### Material shown
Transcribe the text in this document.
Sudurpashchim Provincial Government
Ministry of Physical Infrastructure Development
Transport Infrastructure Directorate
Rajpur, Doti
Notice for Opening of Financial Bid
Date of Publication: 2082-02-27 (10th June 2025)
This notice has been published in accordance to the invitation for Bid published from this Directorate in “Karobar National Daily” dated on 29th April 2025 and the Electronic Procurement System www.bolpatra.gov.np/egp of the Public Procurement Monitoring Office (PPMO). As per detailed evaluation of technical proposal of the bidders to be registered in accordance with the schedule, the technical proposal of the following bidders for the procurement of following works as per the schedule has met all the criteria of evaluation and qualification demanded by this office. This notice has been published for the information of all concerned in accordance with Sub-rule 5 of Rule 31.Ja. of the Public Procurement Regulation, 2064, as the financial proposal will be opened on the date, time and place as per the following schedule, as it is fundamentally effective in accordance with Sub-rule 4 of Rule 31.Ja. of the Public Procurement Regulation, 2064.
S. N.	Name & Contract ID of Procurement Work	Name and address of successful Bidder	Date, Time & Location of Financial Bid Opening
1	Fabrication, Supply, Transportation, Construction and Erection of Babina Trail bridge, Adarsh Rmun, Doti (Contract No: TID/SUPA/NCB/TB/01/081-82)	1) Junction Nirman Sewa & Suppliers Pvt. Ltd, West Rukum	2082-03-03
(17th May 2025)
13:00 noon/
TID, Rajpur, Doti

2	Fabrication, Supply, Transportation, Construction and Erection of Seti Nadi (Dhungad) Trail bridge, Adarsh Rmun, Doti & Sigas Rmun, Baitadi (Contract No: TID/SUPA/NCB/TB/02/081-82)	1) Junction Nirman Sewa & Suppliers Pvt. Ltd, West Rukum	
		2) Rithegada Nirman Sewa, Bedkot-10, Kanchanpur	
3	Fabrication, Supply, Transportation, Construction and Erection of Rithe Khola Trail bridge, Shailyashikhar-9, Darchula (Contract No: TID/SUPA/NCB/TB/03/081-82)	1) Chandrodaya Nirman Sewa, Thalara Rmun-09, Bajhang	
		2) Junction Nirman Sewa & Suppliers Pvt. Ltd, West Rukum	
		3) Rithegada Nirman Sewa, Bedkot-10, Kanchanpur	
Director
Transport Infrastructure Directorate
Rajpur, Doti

### Exercise prompt
Return all of the above records exactly, leaving no line out.

### Task response
Transcribe the text in this document.
Sudurpashchim Provincial Government
Ministry of Physical Infrastructure Development
Transport Infrastructure Directorate
Rajpur, Doti
Notice for Opening of Financial Bid
Date of Publication: 2082-02-27 (10th June 2025)
This notice has been published in accordance to the invitation for Bid published from this Directorate in “Karobar National Daily” dated on 29th April 2025 and the Electronic Procurement System www.bolpatra.gov.np/egp of the Public Procurement Monitoring Office (PPMO). As per detailed evaluation of technical proposal of the bidders to be registered in accordance with the schedule, the technical proposal of the following bidders for the procurement of following works as per the schedule has met all the criteria of evaluation and qualification demanded by this office. This notice has been published for the information of all concerned in accordance with Sub-rule 5 of Rule 31.Ja. of the Public Procurement Regulation, 2064, as the financial proposal will be opened on the date, time and place as per the following schedule, as it is fundamentally effective in accordance with Sub-rule 4 of Rule 31.Ja. of the Public Procurement Regulation, 2064.
S. N.	Name & Contract ID of Procurement Work	Name and address of successful Bidder	Date, Time & Location of Financial Bid Opening
1	Fabrication, Supply, Transportation, Construction and Erection of Babina Trail bridge, Adarsh Rmun, Doti (Contract No: TID/SUPA/NCB/TB/01/081-82)	1) Junction Nirman Sewa & Suppliers Pvt. Ltd, West Rukum	2082-03-03
(17th May 2025)
13:00 noon/
TID, Rajpur, Doti

2	Fabrication, Supply, Transportation, Construction and Erection of Seti Nadi (Dhungad) Trail bridge, Adarsh Rmun, Doti & Sigas Rmun, Baitadi (Contract No: TID/SUPA/NCB/TB/02/081-82)	1) Junction Nirman Sewa & Suppliers Pvt. Ltd, West Rukum	
		2) Rithegada Nirman Sewa, Bedkot-10, Kanchanpur	
3	Fabrication, Supply, Transportation, Construction and Erection of Rithe Khola Trail bridge, Shailyashikhar-9, Darchula (Contract No: TID/SUPA/NCB/TB/03/081-82)	1) Chandrodaya Nirman Sewa, Thalara Rmun-09, Bajhang	
		2) Junction Nirman Sewa & Suppliers Pvt. Ltd, West Rukum	
		3) Rithegada Nirman Sewa, Bedkot-10, Kanchanpur	
Director
Transport Infrastructure Directorate
Rajpur, Doti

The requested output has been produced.